Work instructions:
Go through the records line by line and work out how many lines hold the word "福利国家". Answer with the number only.

Items:
** BEGIN **

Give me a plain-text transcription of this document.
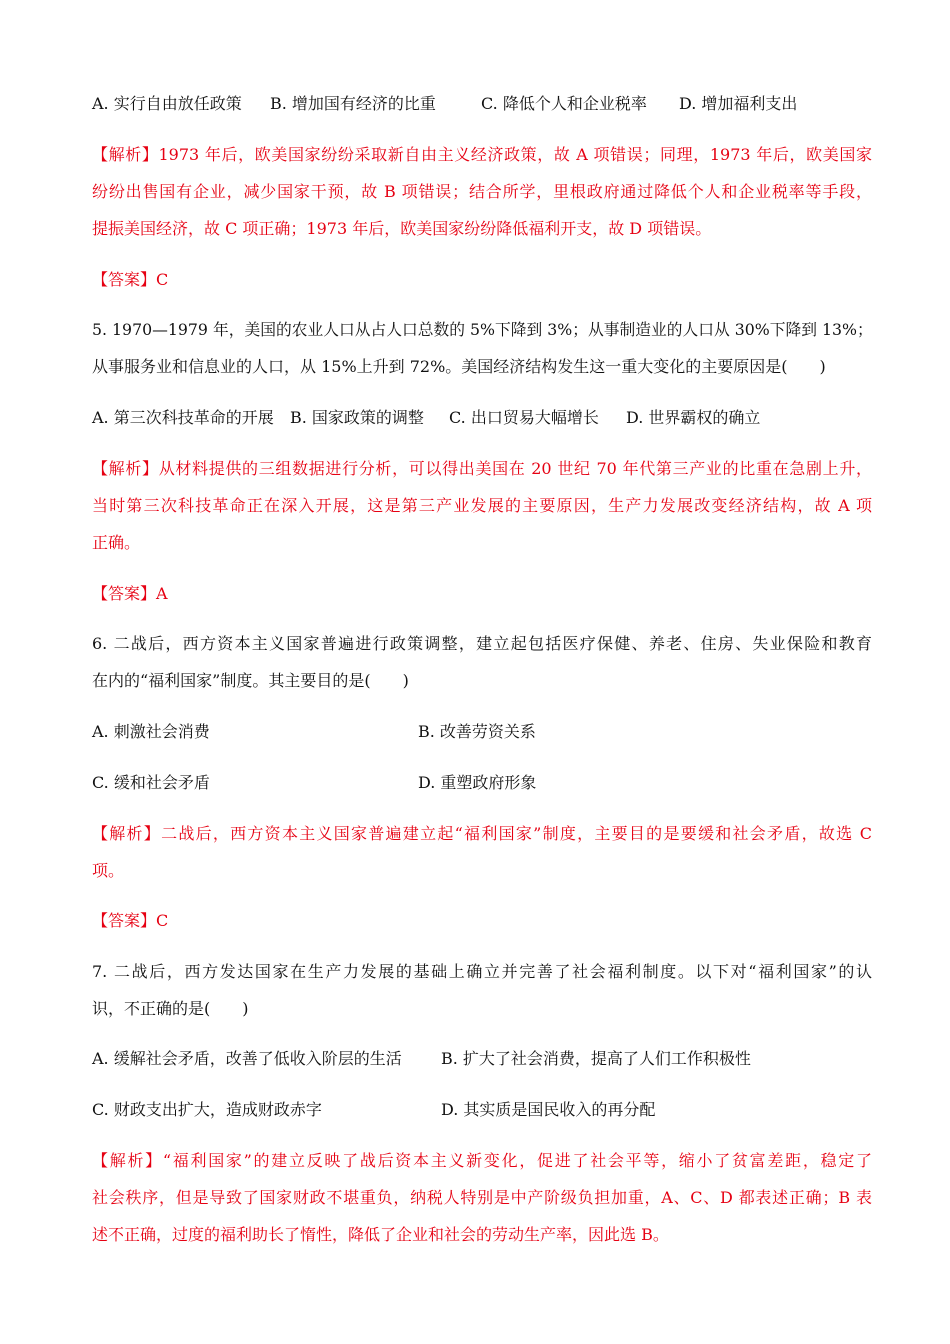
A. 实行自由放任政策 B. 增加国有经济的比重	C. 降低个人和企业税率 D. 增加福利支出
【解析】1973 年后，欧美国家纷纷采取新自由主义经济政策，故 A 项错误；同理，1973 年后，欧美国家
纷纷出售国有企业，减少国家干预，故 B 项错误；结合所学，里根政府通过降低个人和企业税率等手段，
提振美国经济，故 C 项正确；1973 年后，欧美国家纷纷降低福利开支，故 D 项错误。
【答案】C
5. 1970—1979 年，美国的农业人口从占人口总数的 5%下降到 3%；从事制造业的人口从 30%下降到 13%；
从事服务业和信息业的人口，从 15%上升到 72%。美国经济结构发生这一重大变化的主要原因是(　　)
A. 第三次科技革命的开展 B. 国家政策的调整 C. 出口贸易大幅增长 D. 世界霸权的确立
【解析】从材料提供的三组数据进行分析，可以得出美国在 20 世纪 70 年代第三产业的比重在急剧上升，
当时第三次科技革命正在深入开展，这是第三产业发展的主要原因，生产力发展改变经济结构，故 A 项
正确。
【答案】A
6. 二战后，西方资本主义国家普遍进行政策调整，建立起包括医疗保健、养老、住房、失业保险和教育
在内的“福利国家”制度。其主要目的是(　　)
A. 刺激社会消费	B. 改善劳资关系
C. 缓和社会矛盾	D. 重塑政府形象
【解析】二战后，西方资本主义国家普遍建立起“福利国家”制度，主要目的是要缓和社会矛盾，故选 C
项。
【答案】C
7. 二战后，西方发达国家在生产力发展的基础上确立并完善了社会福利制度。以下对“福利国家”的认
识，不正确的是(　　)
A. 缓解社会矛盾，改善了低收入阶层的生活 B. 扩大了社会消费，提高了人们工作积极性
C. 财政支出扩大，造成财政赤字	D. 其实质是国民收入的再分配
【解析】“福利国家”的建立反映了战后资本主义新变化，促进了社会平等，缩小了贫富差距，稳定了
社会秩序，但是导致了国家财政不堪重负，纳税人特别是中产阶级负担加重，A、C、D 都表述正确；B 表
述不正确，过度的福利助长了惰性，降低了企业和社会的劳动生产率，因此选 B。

** END **

Final answer:
4